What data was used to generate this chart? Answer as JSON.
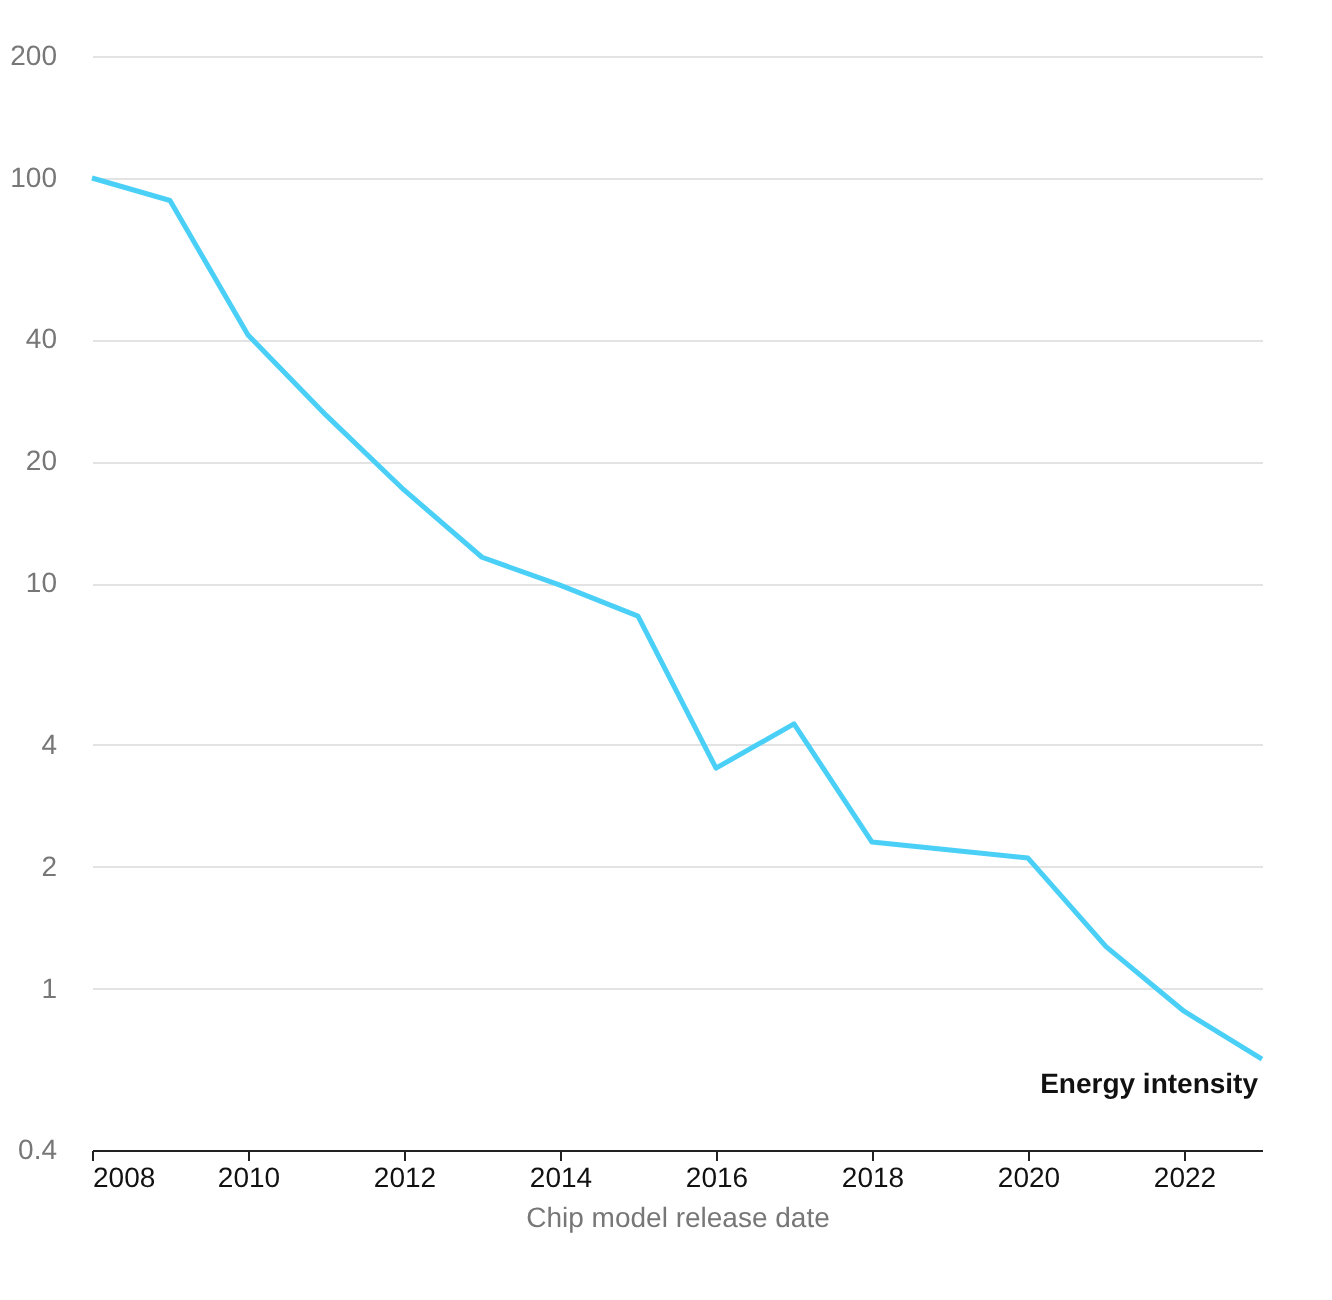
{
  "chart_data": {
    "type": "line",
    "xlabel": "Chip model release date",
    "x": [
      2008,
      2009,
      2010,
      2011,
      2012,
      2013,
      2014,
      2015,
      2016,
      2017,
      2018,
      2019,
      2020,
      2021,
      2022,
      2023
    ],
    "series": [
      {
        "name": "Energy intensity",
        "color": "#4acff7",
        "values": [
          100,
          88,
          41,
          26,
          17,
          11.6,
          9.9,
          8.3,
          3.5,
          4.5,
          2.3,
          2.2,
          2.1,
          1.27,
          0.88,
          0.67
        ]
      }
    ],
    "xlim": [
      2008,
      2023
    ],
    "xticks": [
      2008,
      2010,
      2012,
      2014,
      2016,
      2018,
      2020,
      2022
    ],
    "ylim": [
      0.4,
      200
    ],
    "yticks": [
      0.4,
      1,
      2,
      4,
      10,
      20,
      40,
      100,
      200
    ],
    "log": "y",
    "grid": "y",
    "legend": false,
    "marker": "none",
    "line_style": "solid"
  }
}
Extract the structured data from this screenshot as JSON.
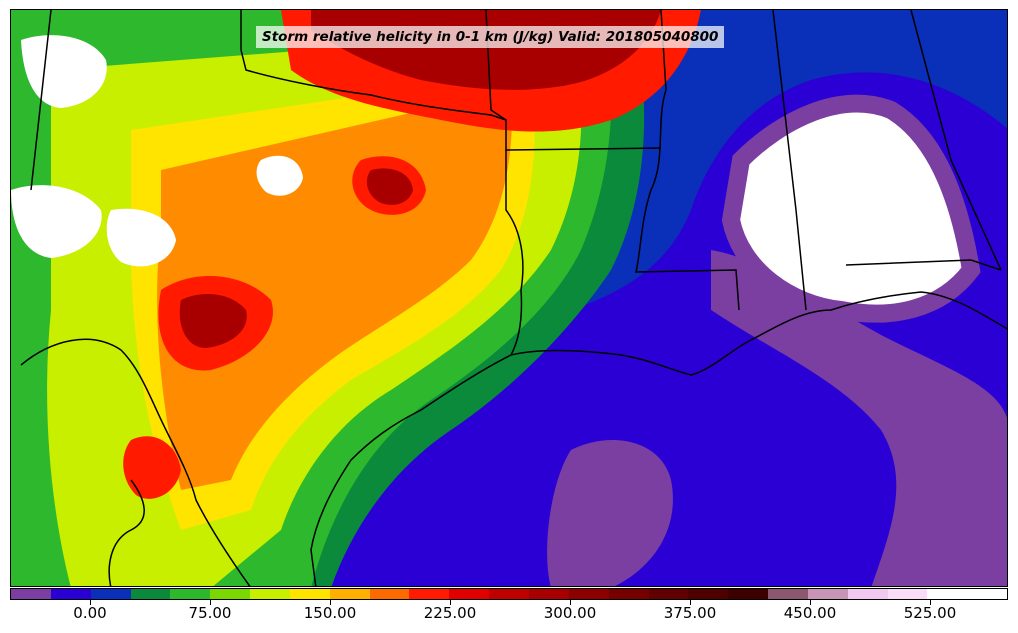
{
  "title": "Storm relative helicity in 0-1 km (J/kg) Valid: 201805040800",
  "colorbar": {
    "colors": [
      "#7a3fa0",
      "#2a00d4",
      "#0a2fb8",
      "#0a8a3a",
      "#2db82d",
      "#7ad800",
      "#c8ee00",
      "#ffe400",
      "#ffb000",
      "#ff6a00",
      "#ff1a00",
      "#e00000",
      "#c00000",
      "#a80000",
      "#8c0000",
      "#760000",
      "#600000",
      "#4e0000",
      "#3c0000",
      "#8c5870",
      "#c894b8",
      "#f0c8f0",
      "#f8dcf8",
      "#ffffff",
      "#ffffff"
    ],
    "tick_labels": [
      "0.00",
      "75.00",
      "150.00",
      "225.00",
      "300.00",
      "375.00",
      "450.00",
      "525.00"
    ]
  },
  "map": {
    "region": "South-central United States and northwestern Gulf of Mexico",
    "fill_colors": {
      "gulf_low": "#2a00d4",
      "purple": "#7a3fa0",
      "blue": "#0a2fb8",
      "dark_green": "#0a8a3a",
      "green": "#2db82d",
      "lime": "#c8ee00",
      "yellow": "#ffe400",
      "orange": "#ff8c00",
      "red": "#ff1a00",
      "dark_red": "#a80000",
      "white": "#ffffff"
    }
  }
}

Set problem: Pictures in the records above should not be copied. Repeat everything else exactly.

Answer to this task:
What data was used to generate this chart? Answer as JSON.
{
  "chart_data": {
    "type": "line",
    "xlabel": "Chip model release date",
    "x": [
      2008,
      2009,
      2010,
      2011,
      2012,
      2013,
      2014,
      2015,
      2016,
      2017,
      2018,
      2019,
      2020,
      2021,
      2022,
      2023
    ],
    "series": [
      {
        "name": "Energy intensity",
        "color": "#4acff7",
        "values": [
          100,
          88,
          41,
          26,
          17,
          11.6,
          9.9,
          8.3,
          3.5,
          4.5,
          2.3,
          2.2,
          2.1,
          1.27,
          0.88,
          0.67
        ]
      }
    ],
    "xlim": [
      2008,
      2023
    ],
    "xticks": [
      2008,
      2010,
      2012,
      2014,
      2016,
      2018,
      2020,
      2022
    ],
    "ylim": [
      0.4,
      200
    ],
    "yticks": [
      0.4,
      1,
      2,
      4,
      10,
      20,
      40,
      100,
      200
    ],
    "log": "y",
    "grid": "y",
    "legend": false,
    "marker": "none",
    "line_style": "solid"
  }
}
Extract the structured data from this screenshot as JSON.
{
  "title": "Storm relative helicity in 0-1 km (J/kg) Valid: 201805040800",
  "colorbar": {
    "colors": [
      "#7a3fa0",
      "#2a00d4",
      "#0a2fb8",
      "#0a8a3a",
      "#2db82d",
      "#7ad800",
      "#c8ee00",
      "#ffe400",
      "#ffb000",
      "#ff6a00",
      "#ff1a00",
      "#e00000",
      "#c00000",
      "#a80000",
      "#8c0000",
      "#760000",
      "#600000",
      "#4e0000",
      "#3c0000",
      "#8c5870",
      "#c894b8",
      "#f0c8f0",
      "#f8dcf8",
      "#ffffff",
      "#ffffff"
    ],
    "tick_labels": [
      "0.00",
      "75.00",
      "150.00",
      "225.00",
      "300.00",
      "375.00",
      "450.00",
      "525.00"
    ]
  },
  "map": {
    "region": "South-central United States and northwestern Gulf of Mexico",
    "fill_colors": {
      "gulf_low": "#2a00d4",
      "purple": "#7a3fa0",
      "blue": "#0a2fb8",
      "dark_green": "#0a8a3a",
      "green": "#2db82d",
      "lime": "#c8ee00",
      "yellow": "#ffe400",
      "orange": "#ff8c00",
      "red": "#ff1a00",
      "dark_red": "#a80000",
      "white": "#ffffff"
    }
  }
}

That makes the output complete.